(Collected data)
━━━━━━━━

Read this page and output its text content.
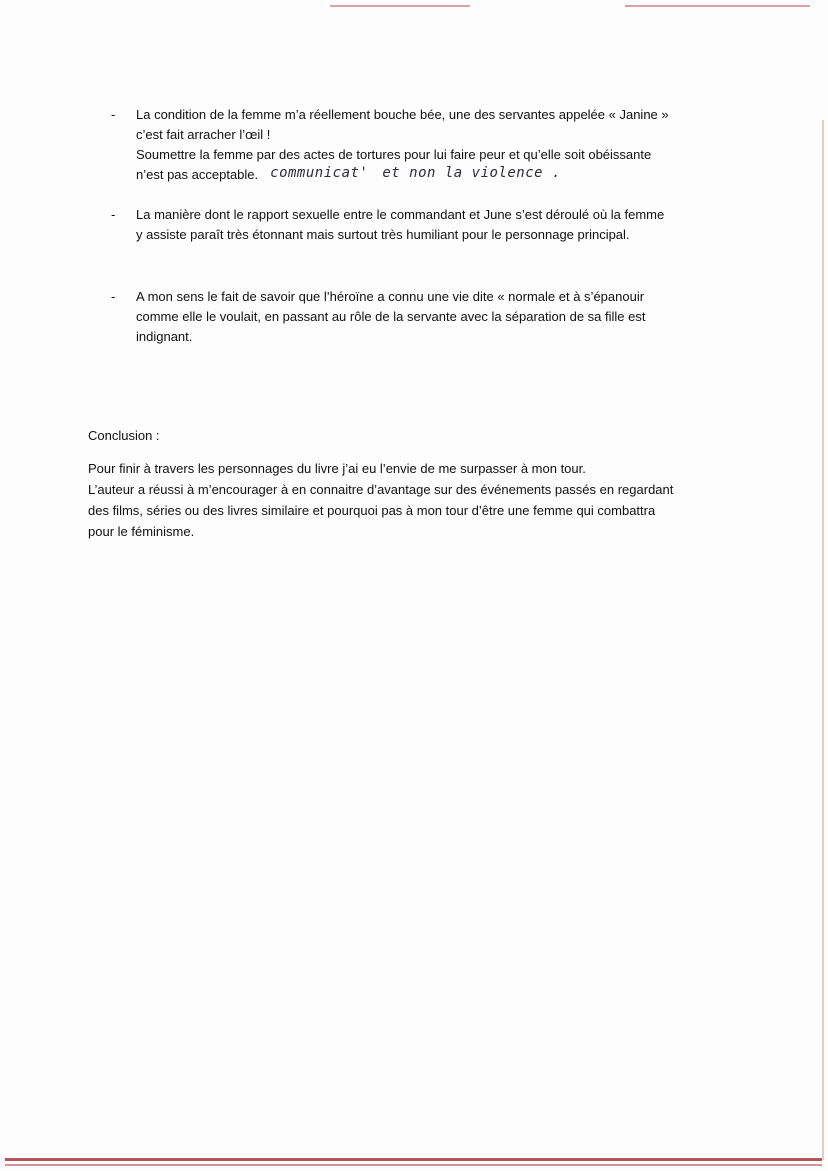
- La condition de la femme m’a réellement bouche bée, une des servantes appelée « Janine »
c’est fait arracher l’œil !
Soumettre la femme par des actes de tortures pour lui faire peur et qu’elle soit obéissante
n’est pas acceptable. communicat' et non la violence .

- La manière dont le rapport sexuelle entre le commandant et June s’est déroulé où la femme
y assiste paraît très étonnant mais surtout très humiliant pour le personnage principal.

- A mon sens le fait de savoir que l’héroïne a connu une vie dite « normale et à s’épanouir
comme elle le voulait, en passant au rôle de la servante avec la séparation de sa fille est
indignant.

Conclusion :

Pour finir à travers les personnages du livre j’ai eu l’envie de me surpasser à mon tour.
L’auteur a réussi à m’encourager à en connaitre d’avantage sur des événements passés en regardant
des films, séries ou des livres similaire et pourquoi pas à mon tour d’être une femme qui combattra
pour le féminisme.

━━━━━━━━

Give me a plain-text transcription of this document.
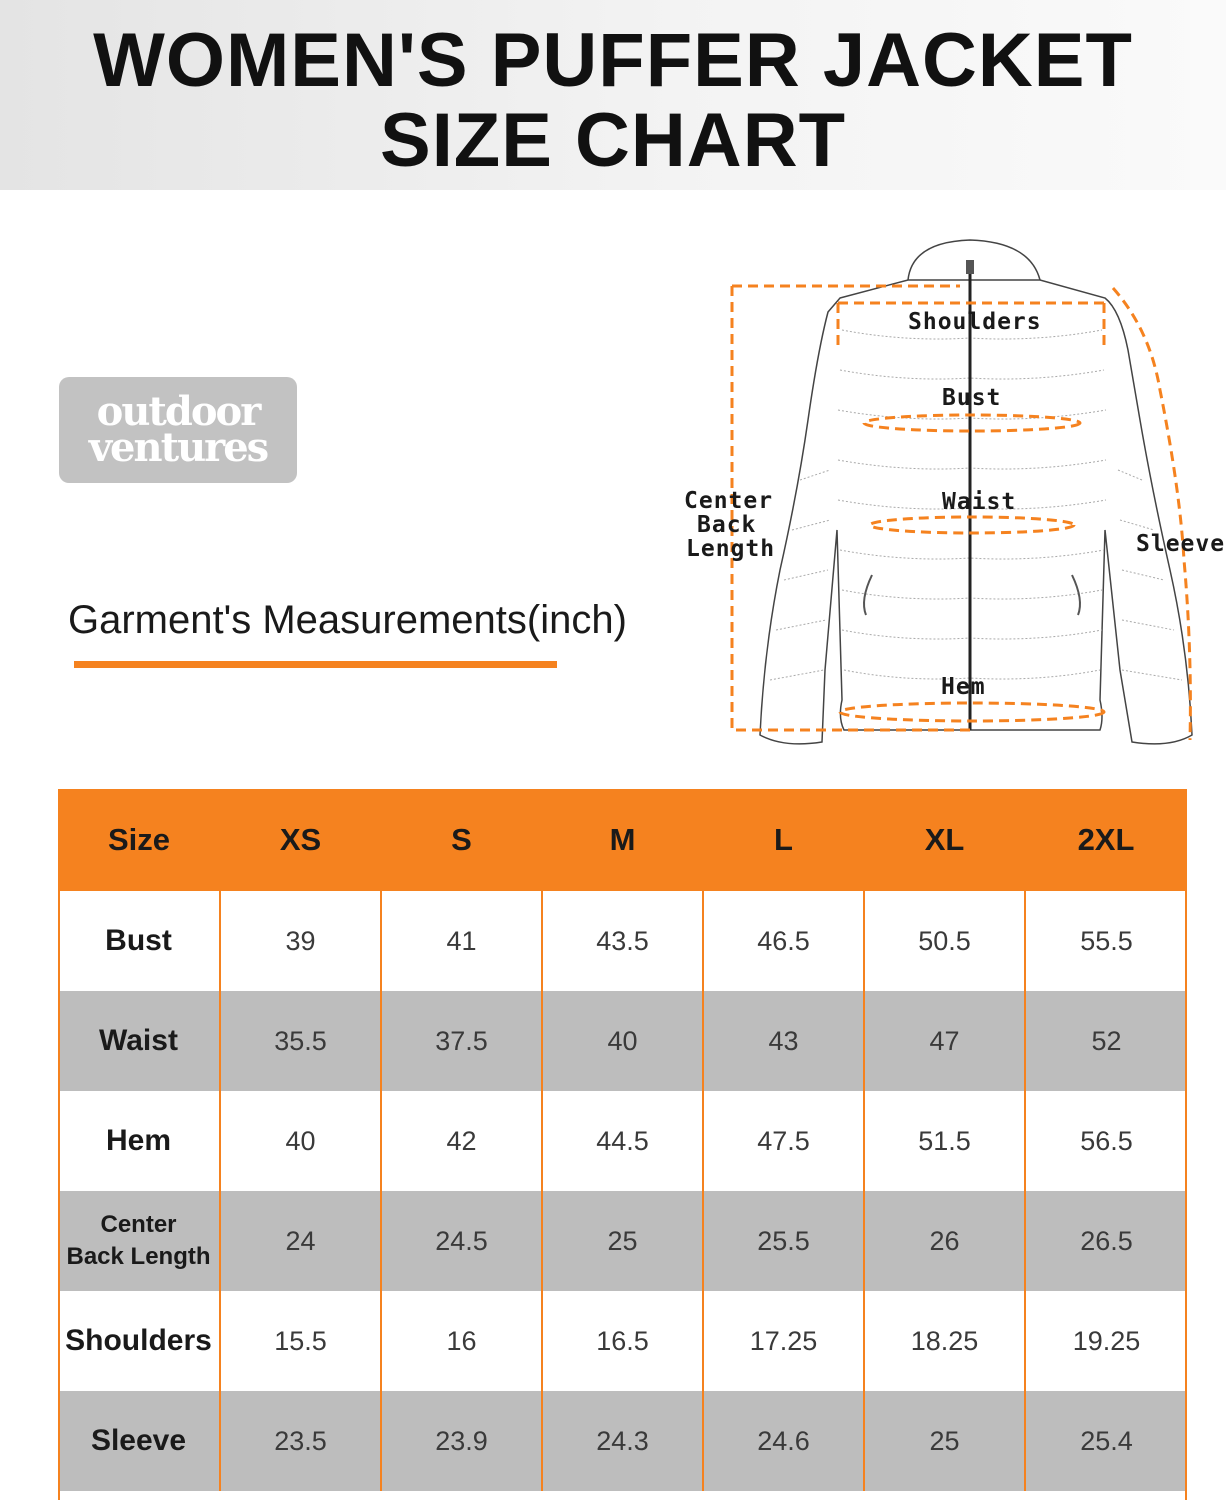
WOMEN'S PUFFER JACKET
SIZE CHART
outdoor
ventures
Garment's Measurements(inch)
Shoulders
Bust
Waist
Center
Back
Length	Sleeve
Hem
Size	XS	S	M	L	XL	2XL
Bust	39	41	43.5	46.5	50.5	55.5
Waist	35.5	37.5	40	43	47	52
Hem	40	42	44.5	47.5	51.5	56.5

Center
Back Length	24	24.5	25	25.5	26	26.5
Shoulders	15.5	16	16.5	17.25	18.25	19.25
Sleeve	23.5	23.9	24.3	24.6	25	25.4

━━━━━━━━

--- Description of the task ---
Filter the entries above down to the lines containing the word "femme".

--- Written solution ---
- La condition de la femme m’a réellement bouche bée, une des servantes appelée « Janine »
Soumettre la femme par des actes de tortures pour lui faire peur et qu’elle soit obéissante
- La manière dont le rapport sexuelle entre le commandant et June s’est déroulé où la femme
des films, séries ou des livres similaire et pourquoi pas à mon tour d’être une femme qui combattra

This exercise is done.